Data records
## start
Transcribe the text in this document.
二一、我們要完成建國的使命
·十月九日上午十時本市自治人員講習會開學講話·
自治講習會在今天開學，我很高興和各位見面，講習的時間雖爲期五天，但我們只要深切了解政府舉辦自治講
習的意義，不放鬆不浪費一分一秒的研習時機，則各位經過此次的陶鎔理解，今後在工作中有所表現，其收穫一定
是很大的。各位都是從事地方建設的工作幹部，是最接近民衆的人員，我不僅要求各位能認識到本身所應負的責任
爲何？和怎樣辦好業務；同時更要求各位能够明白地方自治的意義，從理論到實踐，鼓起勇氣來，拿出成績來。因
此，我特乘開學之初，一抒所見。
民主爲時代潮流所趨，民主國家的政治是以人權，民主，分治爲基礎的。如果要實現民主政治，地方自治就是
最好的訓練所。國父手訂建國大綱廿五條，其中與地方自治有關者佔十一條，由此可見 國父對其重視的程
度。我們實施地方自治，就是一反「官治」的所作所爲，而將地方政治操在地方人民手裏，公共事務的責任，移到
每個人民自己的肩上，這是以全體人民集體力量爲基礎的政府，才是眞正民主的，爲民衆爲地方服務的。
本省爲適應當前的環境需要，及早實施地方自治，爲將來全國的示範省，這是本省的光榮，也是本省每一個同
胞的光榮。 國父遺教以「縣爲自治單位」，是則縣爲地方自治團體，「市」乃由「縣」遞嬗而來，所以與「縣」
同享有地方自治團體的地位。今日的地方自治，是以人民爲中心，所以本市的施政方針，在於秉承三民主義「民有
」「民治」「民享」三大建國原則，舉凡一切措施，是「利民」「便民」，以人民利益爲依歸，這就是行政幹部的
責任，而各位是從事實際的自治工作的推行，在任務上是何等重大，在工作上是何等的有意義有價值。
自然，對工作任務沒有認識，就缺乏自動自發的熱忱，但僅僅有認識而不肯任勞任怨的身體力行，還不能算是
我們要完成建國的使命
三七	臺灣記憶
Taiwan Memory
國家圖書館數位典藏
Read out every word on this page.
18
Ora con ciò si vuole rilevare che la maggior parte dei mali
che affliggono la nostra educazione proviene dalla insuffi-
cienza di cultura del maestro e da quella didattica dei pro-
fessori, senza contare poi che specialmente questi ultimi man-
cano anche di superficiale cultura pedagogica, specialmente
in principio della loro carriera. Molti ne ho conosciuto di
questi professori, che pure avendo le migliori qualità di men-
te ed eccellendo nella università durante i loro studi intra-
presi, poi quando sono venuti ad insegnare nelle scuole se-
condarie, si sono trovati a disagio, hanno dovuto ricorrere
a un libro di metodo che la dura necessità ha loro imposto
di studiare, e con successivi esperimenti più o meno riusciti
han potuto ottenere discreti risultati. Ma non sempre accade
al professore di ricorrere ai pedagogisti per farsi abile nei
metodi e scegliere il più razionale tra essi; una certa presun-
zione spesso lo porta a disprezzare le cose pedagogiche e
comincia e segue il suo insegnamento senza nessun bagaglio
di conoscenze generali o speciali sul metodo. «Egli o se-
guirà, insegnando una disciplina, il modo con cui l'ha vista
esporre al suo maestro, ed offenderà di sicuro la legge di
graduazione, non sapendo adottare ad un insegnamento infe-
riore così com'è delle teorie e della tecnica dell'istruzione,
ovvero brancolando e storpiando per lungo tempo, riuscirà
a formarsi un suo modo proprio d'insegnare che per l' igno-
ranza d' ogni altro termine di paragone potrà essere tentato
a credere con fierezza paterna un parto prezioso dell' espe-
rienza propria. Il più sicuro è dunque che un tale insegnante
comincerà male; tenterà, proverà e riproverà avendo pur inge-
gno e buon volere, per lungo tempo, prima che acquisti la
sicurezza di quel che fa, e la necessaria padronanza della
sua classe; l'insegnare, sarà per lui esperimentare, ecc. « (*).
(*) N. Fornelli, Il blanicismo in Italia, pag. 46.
## end
### TASK PROMPT
Using the data above, reproduce every line exactly.

### EXERCISE OUTPUT
Transcribe the text in this document.
二一、我們要完成建國的使命
·十月九日上午十時本市自治人員講習會開學講話·
自治講習會在今天開學，我很高興和各位見面，講習的時間雖爲期五天，但我們只要深切了解政府舉辦自治講
習的意義，不放鬆不浪費一分一秒的研習時機，則各位經過此次的陶鎔理解，今後在工作中有所表現，其收穫一定
是很大的。各位都是從事地方建設的工作幹部，是最接近民衆的人員，我不僅要求各位能認識到本身所應負的責任
爲何？和怎樣辦好業務；同時更要求各位能够明白地方自治的意義，從理論到實踐，鼓起勇氣來，拿出成績來。因
此，我特乘開學之初，一抒所見。
民主爲時代潮流所趨，民主國家的政治是以人權，民主，分治爲基礎的。如果要實現民主政治，地方自治就是
最好的訓練所。國父手訂建國大綱廿五條，其中與地方自治有關者佔十一條，由此可見 國父對其重視的程
度。我們實施地方自治，就是一反「官治」的所作所爲，而將地方政治操在地方人民手裏，公共事務的責任，移到
每個人民自己的肩上，這是以全體人民集體力量爲基礎的政府，才是眞正民主的，爲民衆爲地方服務的。
本省爲適應當前的環境需要，及早實施地方自治，爲將來全國的示範省，這是本省的光榮，也是本省每一個同
胞的光榮。 國父遺教以「縣爲自治單位」，是則縣爲地方自治團體，「市」乃由「縣」遞嬗而來，所以與「縣」
同享有地方自治團體的地位。今日的地方自治，是以人民爲中心，所以本市的施政方針，在於秉承三民主義「民有
」「民治」「民享」三大建國原則，舉凡一切措施，是「利民」「便民」，以人民利益爲依歸，這就是行政幹部的
責任，而各位是從事實際的自治工作的推行，在任務上是何等重大，在工作上是何等的有意義有價值。
自然，對工作任務沒有認識，就缺乏自動自發的熱忱，但僅僅有認識而不肯任勞任怨的身體力行，還不能算是
我們要完成建國的使命
三七	臺灣記憶
Taiwan Memory
國家圖書館數位典藏
Read out every word on this page.
18
Ora con ciò si vuole rilevare che la maggior parte dei mali
che affliggono la nostra educazione proviene dalla insuffi-
cienza di cultura del maestro e da quella didattica dei pro-
fessori, senza contare poi che specialmente questi ultimi man-
cano anche di superficiale cultura pedagogica, specialmente
in principio della loro carriera. Molti ne ho conosciuto di
questi professori, che pure avendo le migliori qualità di men-
te ed eccellendo nella università durante i loro studi intra-
presi, poi quando sono venuti ad insegnare nelle scuole se-
condarie, si sono trovati a disagio, hanno dovuto ricorrere
a un libro di metodo che la dura necessità ha loro imposto
di studiare, e con successivi esperimenti più o meno riusciti
han potuto ottenere discreti risultati. Ma non sempre accade
al professore di ricorrere ai pedagogisti per farsi abile nei
metodi e scegliere il più razionale tra essi; una certa presun-
zione spesso lo porta a disprezzare le cose pedagogiche e
comincia e segue il suo insegnamento senza nessun bagaglio
di conoscenze generali o speciali sul metodo. «Egli o se-
guirà, insegnando una disciplina, il modo con cui l'ha vista
esporre al suo maestro, ed offenderà di sicuro la legge di
graduazione, non sapendo adottare ad un insegnamento infe-
riore così com'è delle teorie e della tecnica dell'istruzione,
ovvero brancolando e storpiando per lungo tempo, riuscirà
a formarsi un suo modo proprio d'insegnare che per l' igno-
ranza d' ogni altro termine di paragone potrà essere tentato
a credere con fierezza paterna un parto prezioso dell' espe-
rienza propria. Il più sicuro è dunque che un tale insegnante
comincerà male; tenterà, proverà e riproverà avendo pur inge-
gno e buon volere, per lungo tempo, prima che acquisti la
sicurezza di quel che fa, e la necessaria padronanza della
sua classe; l'insegnare, sarà per lui esperimentare, ecc. « (*).
(*) N. Fornelli, Il blanicismo in Italia, pag. 46.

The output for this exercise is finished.